REQUIRED TASK
Copy each line in which the string "University" occurs.

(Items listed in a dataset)
★ ★ ★ ★

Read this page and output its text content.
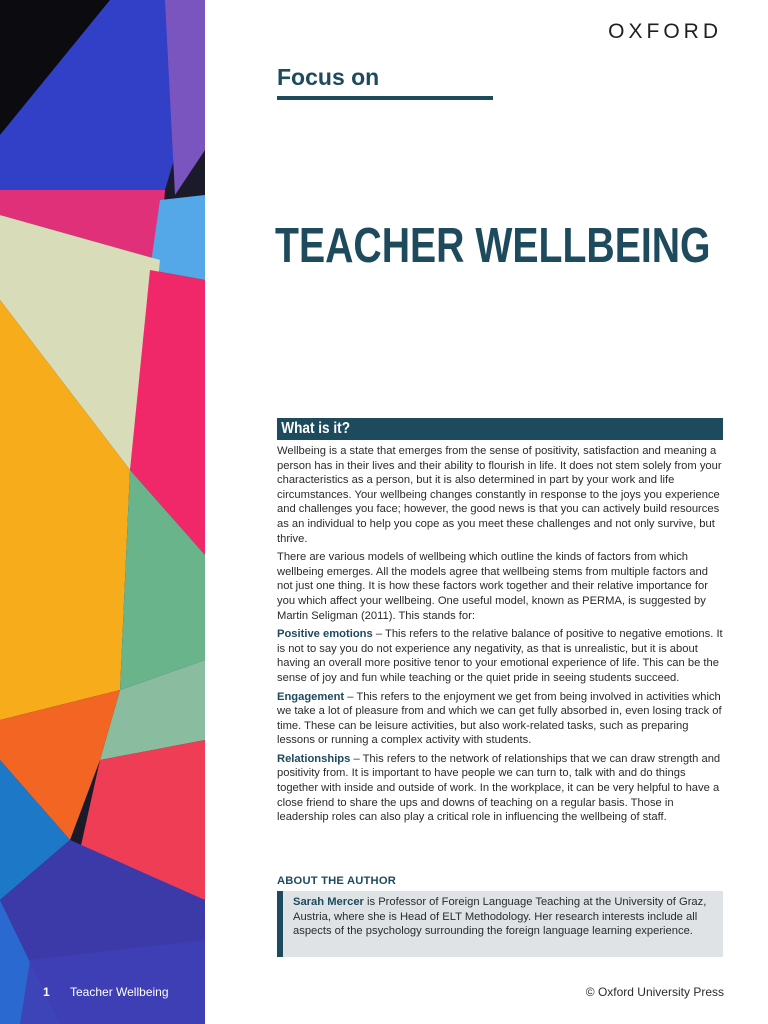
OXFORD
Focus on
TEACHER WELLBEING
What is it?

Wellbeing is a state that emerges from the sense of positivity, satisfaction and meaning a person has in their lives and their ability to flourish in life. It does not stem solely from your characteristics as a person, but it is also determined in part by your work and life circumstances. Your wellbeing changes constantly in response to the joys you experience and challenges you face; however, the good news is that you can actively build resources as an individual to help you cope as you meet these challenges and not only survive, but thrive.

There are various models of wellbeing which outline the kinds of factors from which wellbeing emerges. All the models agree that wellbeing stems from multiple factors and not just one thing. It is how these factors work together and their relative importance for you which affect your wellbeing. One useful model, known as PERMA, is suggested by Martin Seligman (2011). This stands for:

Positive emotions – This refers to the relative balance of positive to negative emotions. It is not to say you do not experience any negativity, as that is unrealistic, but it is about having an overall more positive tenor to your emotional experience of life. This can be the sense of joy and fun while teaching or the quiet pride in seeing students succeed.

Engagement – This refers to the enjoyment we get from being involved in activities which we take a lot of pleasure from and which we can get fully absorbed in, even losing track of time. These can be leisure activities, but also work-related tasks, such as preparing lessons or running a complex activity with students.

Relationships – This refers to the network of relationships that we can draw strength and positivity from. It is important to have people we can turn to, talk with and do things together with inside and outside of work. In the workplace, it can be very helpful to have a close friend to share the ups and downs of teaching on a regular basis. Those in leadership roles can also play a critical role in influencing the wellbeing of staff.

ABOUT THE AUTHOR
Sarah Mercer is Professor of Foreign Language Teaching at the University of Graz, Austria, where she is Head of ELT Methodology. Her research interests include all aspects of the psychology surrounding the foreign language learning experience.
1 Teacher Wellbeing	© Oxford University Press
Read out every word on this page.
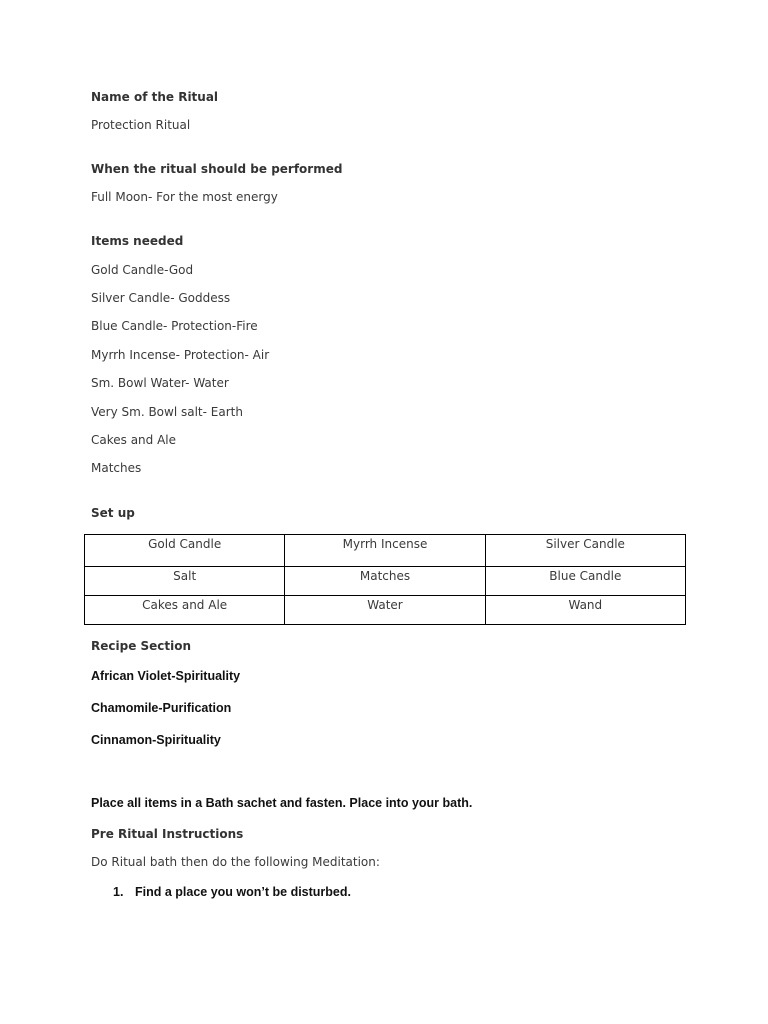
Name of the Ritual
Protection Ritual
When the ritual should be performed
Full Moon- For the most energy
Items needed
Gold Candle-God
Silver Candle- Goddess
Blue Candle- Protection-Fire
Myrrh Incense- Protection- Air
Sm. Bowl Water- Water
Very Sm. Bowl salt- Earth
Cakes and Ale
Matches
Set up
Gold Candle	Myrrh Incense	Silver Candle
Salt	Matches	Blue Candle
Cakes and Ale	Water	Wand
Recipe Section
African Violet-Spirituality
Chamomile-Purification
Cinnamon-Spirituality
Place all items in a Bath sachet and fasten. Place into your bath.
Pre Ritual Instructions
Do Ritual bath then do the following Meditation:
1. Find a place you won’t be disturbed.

★ ★ ★ ★

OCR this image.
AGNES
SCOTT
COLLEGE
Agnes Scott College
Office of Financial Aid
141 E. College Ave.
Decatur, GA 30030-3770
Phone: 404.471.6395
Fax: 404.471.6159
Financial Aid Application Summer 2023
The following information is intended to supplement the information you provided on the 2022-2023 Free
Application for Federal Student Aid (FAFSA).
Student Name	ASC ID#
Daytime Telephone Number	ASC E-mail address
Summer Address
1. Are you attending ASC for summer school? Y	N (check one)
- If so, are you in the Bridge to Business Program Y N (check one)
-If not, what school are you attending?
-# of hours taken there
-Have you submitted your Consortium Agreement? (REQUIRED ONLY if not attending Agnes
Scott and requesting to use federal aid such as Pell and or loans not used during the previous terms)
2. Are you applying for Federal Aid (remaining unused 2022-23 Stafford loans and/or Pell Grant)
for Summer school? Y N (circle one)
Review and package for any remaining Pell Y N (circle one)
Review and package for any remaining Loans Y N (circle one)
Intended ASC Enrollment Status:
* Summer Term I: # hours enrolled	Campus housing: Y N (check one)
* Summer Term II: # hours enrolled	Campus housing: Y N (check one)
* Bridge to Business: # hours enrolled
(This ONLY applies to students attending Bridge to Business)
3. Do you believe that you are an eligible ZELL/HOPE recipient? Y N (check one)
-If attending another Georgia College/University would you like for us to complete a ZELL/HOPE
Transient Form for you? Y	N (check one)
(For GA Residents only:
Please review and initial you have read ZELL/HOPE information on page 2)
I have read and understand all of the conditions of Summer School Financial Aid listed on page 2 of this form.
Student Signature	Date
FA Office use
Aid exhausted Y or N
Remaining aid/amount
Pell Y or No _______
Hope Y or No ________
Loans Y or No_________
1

★ ★ ★ ★

COMPLETED EXERCISE
Sarah Mercer is Professor of Foreign Language Teaching at the University of Graz, Austria, where she is Head of ELT Methodology. Her research interests include all aspects of the psychology surrounding the foreign language learning experience.
1 Teacher Wellbeing	© Oxford University Press
-If attending another Georgia College/University would you like for us to complete a ZELL/HOPE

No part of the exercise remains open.